#### Texto extraído:

La opción social de Neruda es puesta en tela de juicio por el anticomunismo, valiéndose de los cuestionamientos antinerudianos, aunque un Neruda clasista, cínico o fingidamente comprometido, como postulan algunos, es más bien una fabulación provocada por lecturas sesgadas o desinformadas, no sólo de su obra, sino también de su biografía, de su época y de los hechos históricos que lo rodearon. En 1972, siendo embajador en Francia, le tocó a Neruda defender la propiedad del cobre chileno frente a las amenazas de embargo por parte de capitales norteamericanos y, por ello, sus pasos fueron seguidos por el FBI y la CIA, como lo demuestran los archivos desclasificados por Estados Unidos. Asumir riesgos por otros representa un compromiso incuestionable.

#### Datos:
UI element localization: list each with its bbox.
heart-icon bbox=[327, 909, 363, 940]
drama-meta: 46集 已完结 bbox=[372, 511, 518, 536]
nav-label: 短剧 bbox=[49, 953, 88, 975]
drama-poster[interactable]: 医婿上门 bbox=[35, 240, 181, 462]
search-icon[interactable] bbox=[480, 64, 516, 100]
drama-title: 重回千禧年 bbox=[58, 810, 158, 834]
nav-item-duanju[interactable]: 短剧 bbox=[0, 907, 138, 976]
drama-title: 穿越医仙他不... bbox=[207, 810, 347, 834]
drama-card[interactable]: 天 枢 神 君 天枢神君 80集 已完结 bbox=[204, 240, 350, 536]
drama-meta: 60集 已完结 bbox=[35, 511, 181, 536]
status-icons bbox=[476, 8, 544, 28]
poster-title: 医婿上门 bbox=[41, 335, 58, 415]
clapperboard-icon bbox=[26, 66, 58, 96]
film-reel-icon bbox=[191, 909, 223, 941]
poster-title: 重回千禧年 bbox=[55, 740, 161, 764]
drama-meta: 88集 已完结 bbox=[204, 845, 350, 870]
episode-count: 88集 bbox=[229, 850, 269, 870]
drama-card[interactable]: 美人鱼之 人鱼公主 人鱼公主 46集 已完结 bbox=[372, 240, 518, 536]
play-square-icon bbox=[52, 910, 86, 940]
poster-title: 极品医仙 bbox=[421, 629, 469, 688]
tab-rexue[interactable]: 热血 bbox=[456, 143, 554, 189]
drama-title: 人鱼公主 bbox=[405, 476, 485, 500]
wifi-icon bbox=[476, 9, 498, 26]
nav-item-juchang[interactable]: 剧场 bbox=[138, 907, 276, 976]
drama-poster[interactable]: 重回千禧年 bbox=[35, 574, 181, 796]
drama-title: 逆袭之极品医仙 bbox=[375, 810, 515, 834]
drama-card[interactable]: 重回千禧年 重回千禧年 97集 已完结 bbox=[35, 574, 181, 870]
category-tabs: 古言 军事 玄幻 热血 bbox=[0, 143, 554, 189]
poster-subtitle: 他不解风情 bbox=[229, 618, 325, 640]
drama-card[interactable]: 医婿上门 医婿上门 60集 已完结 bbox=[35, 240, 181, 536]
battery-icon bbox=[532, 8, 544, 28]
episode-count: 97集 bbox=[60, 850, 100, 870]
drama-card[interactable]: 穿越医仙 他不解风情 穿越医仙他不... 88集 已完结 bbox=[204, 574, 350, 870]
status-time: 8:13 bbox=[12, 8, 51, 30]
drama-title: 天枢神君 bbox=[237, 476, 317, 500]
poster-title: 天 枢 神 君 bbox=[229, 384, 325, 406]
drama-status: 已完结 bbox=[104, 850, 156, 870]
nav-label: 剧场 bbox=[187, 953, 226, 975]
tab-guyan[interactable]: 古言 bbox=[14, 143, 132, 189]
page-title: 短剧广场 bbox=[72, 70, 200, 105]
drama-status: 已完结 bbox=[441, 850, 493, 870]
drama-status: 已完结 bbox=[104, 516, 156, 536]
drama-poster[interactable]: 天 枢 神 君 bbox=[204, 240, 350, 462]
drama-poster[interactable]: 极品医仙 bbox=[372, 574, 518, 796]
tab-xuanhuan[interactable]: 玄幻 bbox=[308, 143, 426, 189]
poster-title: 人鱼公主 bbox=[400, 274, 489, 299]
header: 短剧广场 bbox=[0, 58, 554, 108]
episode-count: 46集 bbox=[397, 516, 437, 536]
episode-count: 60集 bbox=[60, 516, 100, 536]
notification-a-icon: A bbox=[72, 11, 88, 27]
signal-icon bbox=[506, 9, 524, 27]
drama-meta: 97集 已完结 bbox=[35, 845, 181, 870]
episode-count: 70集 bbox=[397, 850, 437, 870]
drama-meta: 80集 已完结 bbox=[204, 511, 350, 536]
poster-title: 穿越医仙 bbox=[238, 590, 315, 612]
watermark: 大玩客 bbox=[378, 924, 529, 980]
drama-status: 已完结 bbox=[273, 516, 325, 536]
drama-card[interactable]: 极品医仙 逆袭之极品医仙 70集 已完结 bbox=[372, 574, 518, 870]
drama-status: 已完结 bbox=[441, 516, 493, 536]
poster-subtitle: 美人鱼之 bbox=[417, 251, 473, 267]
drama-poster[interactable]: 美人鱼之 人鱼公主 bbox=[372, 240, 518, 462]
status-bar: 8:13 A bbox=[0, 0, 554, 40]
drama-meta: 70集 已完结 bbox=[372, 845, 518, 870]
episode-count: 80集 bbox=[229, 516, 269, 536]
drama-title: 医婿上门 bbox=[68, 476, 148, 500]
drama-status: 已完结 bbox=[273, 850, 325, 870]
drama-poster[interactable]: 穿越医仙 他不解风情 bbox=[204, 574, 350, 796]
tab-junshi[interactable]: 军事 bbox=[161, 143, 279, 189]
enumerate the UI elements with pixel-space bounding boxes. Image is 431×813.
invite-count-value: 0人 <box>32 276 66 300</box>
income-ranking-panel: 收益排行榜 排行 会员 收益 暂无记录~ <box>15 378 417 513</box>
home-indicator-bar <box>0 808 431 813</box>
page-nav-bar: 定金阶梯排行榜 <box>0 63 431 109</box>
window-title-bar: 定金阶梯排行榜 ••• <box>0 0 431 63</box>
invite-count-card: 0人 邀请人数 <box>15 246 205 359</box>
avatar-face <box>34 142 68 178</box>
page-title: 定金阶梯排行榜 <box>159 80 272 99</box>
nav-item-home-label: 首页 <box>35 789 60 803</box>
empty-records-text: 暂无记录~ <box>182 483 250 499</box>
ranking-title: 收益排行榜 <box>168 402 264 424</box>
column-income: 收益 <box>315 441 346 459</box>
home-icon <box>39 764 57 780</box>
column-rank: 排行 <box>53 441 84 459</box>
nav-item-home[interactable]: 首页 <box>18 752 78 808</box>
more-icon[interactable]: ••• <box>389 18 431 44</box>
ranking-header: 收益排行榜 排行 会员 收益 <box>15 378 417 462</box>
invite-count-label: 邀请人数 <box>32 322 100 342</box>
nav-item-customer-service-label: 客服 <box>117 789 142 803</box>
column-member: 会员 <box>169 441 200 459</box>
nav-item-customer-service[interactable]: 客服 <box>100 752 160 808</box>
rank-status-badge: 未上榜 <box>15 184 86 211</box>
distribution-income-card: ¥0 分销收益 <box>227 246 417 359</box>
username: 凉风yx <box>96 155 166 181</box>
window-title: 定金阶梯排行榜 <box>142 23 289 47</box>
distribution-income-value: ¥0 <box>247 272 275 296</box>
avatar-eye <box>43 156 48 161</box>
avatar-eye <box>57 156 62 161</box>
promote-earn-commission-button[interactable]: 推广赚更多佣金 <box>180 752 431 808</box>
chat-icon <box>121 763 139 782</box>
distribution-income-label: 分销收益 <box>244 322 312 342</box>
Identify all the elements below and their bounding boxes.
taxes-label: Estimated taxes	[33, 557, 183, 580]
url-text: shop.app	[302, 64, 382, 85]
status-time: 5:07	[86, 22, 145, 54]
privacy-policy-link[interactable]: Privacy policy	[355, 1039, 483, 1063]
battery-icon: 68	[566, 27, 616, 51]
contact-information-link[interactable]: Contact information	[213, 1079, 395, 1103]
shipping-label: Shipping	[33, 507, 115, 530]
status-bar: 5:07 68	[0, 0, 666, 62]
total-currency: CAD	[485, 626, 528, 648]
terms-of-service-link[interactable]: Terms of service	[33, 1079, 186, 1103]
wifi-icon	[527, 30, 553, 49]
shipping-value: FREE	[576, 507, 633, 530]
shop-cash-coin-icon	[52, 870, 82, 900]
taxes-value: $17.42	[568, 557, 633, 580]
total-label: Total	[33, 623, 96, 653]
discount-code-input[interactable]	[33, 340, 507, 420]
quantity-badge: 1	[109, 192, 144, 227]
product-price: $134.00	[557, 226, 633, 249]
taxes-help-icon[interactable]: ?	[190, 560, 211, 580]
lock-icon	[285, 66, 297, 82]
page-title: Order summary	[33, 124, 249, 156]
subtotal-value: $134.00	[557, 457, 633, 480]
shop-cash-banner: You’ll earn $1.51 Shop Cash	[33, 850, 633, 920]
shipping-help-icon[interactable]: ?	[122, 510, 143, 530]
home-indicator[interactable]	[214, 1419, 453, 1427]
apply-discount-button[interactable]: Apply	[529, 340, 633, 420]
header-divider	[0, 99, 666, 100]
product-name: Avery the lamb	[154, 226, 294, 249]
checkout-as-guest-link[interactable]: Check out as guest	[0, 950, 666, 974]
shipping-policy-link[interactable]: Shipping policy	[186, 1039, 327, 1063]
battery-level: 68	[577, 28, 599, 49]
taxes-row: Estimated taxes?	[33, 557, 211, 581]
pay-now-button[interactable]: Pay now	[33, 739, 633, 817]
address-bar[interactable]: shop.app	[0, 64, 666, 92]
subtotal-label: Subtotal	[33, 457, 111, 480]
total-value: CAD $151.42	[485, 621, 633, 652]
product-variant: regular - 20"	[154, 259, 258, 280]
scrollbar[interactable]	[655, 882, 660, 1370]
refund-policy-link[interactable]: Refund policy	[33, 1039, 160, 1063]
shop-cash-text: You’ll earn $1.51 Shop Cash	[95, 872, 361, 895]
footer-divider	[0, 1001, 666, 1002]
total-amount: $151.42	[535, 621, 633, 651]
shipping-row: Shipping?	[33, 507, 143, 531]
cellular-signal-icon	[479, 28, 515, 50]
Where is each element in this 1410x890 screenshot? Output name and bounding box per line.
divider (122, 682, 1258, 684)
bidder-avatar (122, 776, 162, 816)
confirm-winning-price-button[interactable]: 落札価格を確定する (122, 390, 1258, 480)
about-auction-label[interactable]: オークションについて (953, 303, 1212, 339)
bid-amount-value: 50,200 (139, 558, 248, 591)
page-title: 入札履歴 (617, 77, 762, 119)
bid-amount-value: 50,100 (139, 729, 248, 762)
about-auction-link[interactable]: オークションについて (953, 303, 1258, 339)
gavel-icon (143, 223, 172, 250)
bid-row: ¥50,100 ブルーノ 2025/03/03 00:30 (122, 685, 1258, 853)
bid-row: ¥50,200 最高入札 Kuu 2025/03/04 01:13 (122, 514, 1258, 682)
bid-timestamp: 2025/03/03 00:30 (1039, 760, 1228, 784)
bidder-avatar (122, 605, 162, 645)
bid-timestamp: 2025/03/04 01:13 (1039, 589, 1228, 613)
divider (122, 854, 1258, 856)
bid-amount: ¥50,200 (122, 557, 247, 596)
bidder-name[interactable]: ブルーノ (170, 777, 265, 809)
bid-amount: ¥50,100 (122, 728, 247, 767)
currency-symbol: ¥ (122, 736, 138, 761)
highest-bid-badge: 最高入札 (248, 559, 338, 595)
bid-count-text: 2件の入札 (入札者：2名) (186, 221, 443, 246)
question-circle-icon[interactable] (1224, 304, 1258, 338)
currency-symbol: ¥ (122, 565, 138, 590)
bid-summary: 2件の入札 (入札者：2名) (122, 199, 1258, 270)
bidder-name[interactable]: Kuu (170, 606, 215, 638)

#### Tus instrucciones:
Prosigue el texto sobre Neruda a partir de su última oración. No hace falta consultar el listado.

#### Resultado del ejercicio:
El anticomunismo critica las alabanzas a la figura de Stalin en sus poemas, y hace parte al poeta del horror al que sometió a los soviéticos —que sería conocido con posterioridad—, aun cuando Neruda reconocería su equivocación en un pasaje de Confieso que he vivido. Los versos de Neruda evidencian ciertamente una idealización del modelo socialista frente al modelo capitalista, sin embargo, hay que reconocer que nunca adscribió al realismo socialista que dictara despóticamente el estalinismo, como tampoco lo hizo, por ejemplo, César Vallejo, también poeta de izquierda.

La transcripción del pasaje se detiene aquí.